PROBLEM TO WORK ON - Identify each line holding the string "справочно" and copy it.

DATA SHOWN -
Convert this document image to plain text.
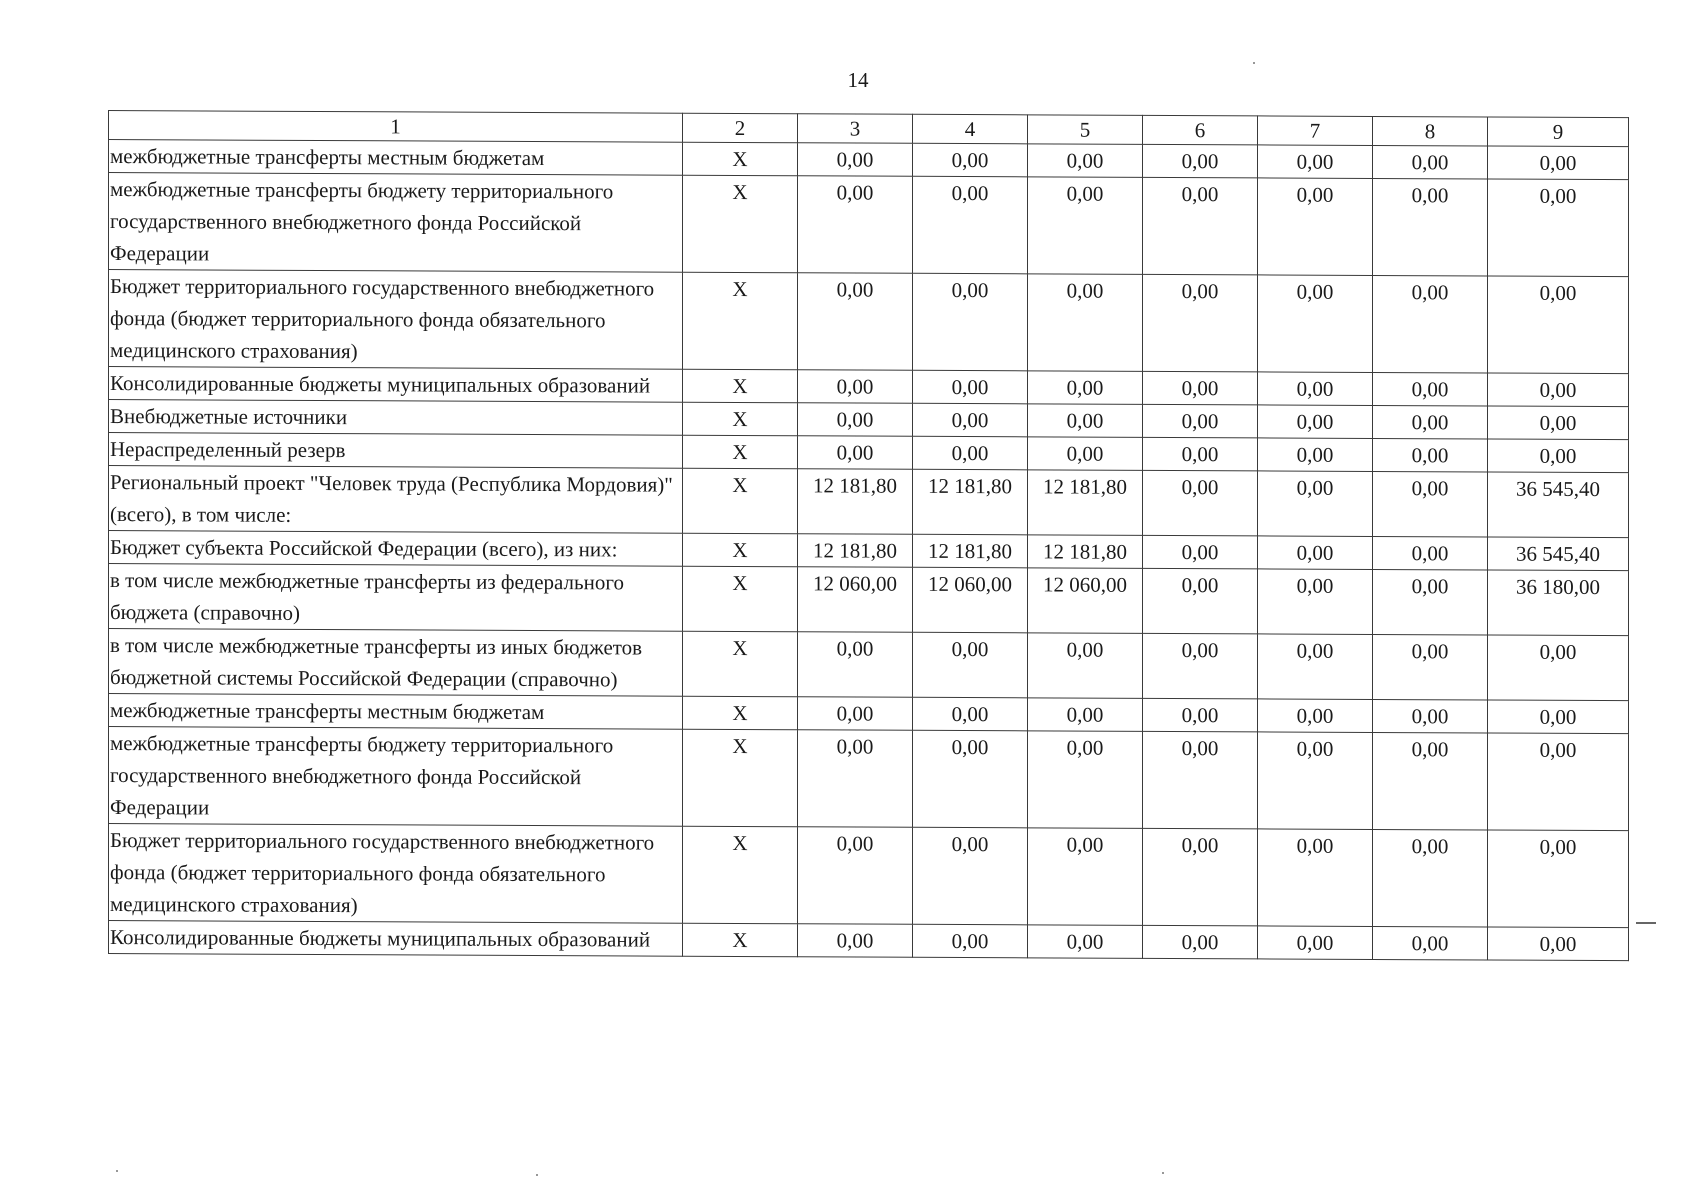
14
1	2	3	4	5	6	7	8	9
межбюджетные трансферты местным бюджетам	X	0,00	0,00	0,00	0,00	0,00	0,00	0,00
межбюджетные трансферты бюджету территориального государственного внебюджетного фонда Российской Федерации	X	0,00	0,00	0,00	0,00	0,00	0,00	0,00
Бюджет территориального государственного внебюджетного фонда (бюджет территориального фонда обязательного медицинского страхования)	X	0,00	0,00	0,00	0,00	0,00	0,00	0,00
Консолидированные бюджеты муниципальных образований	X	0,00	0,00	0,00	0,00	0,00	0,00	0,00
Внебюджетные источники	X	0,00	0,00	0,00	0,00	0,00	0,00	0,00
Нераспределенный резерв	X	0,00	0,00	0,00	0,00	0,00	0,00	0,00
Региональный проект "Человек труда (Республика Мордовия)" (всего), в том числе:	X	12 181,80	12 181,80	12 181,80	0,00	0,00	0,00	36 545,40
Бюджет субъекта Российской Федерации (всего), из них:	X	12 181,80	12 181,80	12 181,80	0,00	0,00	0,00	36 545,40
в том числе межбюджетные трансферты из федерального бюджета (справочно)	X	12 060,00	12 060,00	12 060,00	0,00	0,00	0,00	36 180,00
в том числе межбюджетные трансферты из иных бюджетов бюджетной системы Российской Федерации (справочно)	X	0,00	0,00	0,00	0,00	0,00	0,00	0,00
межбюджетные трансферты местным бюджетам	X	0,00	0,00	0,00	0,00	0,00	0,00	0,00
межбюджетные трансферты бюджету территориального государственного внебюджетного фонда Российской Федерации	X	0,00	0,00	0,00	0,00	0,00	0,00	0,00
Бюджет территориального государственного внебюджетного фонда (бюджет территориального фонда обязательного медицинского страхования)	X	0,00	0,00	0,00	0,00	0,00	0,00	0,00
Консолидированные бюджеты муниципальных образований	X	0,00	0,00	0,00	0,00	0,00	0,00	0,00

SOLUTION BELOW -
в том числе межбюджетные трансферты из федерального бюджета (справочно)	X	12 060,00	12 060,00	12 060,00	0,00	0,00	0,00	36 180,00
в том числе межбюджетные трансферты из иных бюджетов бюджетной системы Российской Федерации (справочно)	X	0,00	0,00	0,00	0,00	0,00	0,00	0,00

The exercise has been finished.